▶ [Goal of the exercise] Can you output each line of the material below as a numbered list, leaving out any blank lines?

Stored data entries:

[Start]

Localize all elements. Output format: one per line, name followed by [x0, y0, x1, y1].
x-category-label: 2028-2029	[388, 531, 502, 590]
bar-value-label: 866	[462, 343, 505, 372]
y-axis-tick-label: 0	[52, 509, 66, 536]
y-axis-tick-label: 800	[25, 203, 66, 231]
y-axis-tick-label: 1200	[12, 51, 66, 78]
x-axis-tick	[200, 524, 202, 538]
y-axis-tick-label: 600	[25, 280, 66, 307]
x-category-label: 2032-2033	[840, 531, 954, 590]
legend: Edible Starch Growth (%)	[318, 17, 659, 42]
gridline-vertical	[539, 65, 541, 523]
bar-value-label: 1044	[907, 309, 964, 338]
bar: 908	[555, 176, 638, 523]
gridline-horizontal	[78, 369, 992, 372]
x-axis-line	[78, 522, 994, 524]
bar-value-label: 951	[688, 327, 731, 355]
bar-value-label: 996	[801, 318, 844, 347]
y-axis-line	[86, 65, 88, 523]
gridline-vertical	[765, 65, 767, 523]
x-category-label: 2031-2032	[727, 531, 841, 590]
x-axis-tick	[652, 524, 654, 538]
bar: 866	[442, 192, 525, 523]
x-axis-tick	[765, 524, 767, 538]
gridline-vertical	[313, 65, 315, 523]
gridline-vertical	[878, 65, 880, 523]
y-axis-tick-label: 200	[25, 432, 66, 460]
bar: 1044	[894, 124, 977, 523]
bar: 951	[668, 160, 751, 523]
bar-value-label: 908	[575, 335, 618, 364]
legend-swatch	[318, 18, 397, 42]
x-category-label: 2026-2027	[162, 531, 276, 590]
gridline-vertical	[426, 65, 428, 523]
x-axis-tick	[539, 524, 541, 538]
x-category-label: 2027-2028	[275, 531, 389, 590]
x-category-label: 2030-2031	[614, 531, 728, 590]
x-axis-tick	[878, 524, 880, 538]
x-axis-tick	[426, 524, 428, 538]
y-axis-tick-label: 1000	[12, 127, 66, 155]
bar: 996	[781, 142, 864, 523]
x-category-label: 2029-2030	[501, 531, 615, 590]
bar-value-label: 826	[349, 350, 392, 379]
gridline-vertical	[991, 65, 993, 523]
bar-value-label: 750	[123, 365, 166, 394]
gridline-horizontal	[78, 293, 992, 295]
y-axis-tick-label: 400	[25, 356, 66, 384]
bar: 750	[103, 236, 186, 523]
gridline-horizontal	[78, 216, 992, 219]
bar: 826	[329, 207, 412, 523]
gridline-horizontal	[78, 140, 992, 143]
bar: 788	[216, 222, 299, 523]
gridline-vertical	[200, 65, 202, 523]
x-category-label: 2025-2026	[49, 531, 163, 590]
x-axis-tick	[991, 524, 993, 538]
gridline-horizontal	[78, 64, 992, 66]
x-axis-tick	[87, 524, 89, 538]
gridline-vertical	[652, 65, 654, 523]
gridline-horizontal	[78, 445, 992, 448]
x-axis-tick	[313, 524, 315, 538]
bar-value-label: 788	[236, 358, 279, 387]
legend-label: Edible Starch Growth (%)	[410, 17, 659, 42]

[End]

▶ [Exercise response]
1. Localize all elements. Output format: one per line, name followed by [x0, y0, x1, y1].
2. x-category-label: 2028-2029	[388, 531, 502, 590]
3. bar-value-label: 866	[462, 343, 505, 372]
4. y-axis-tick-label: 0	[52, 509, 66, 536]
5. y-axis-tick-label: 800	[25, 203, 66, 231]
6. y-axis-tick-label: 1200	[12, 51, 66, 78]
7. x-axis-tick	[200, 524, 202, 538]
8. y-axis-tick-label: 600	[25, 280, 66, 307]
9. x-category-label: 2032-2033	[840, 531, 954, 590]
10. legend: Edible Starch Growth (%)	[318, 17, 659, 42]
11. gridline-vertical	[539, 65, 541, 523]
12. bar-value-label: 1044	[907, 309, 964, 338]
13. bar: 908	[555, 176, 638, 523]
14. gridline-horizontal	[78, 369, 992, 372]
15. x-axis-line	[78, 522, 994, 524]
16. bar-value-label: 951	[688, 327, 731, 355]
17. bar-value-label: 996	[801, 318, 844, 347]
18. y-axis-line	[86, 65, 88, 523]
19. gridline-vertical	[765, 65, 767, 523]
20. x-category-label: 2031-2032	[727, 531, 841, 590]
21. x-axis-tick	[652, 524, 654, 538]
22. bar: 866	[442, 192, 525, 523]
23. x-axis-tick	[765, 524, 767, 538]
24. gridline-vertical	[313, 65, 315, 523]
25. gridline-vertical	[878, 65, 880, 523]
26. y-axis-tick-label: 200	[25, 432, 66, 460]
27. bar: 1044	[894, 124, 977, 523]
28. bar: 951	[668, 160, 751, 523]
29. bar-value-label: 908	[575, 335, 618, 364]
30. legend-swatch	[318, 18, 397, 42]
31. x-category-label: 2026-2027	[162, 531, 276, 590]
32. gridline-vertical	[426, 65, 428, 523]
33. x-axis-tick	[539, 524, 541, 538]
34. x-category-label: 2027-2028	[275, 531, 389, 590]
35. x-category-label: 2030-2031	[614, 531, 728, 590]
36. x-axis-tick	[878, 524, 880, 538]
37. x-axis-tick	[426, 524, 428, 538]
38. y-axis-tick-label: 1000	[12, 127, 66, 155]
39. bar: 996	[781, 142, 864, 523]
40. x-category-label: 2029-2030	[501, 531, 615, 590]
41. bar-value-label: 826	[349, 350, 392, 379]
42. gridline-vertical	[991, 65, 993, 523]
43. bar-value-label: 750	[123, 365, 166, 394]
44. gridline-horizontal	[78, 293, 992, 295]
45. y-axis-tick-label: 400	[25, 356, 66, 384]
46. bar: 750	[103, 236, 186, 523]
47. gridline-horizontal	[78, 216, 992, 219]
48. bar: 826	[329, 207, 412, 523]
49. gridline-horizontal	[78, 140, 992, 143]
50. bar: 788	[216, 222, 299, 523]
51. gridline-vertical	[200, 65, 202, 523]
52. x-category-label: 2025-2026	[49, 531, 163, 590]
53. x-axis-tick	[991, 524, 993, 538]
54. gridline-horizontal	[78, 64, 992, 66]
55. x-axis-tick	[87, 524, 89, 538]
56. gridline-vertical	[652, 65, 654, 523]
57. gridline-horizontal	[78, 445, 992, 448]
58. x-axis-tick	[313, 524, 315, 538]
59. bar-value-label: 788	[236, 358, 279, 387]
60. legend-label: Edible Starch Growth (%)	[410, 17, 659, 42]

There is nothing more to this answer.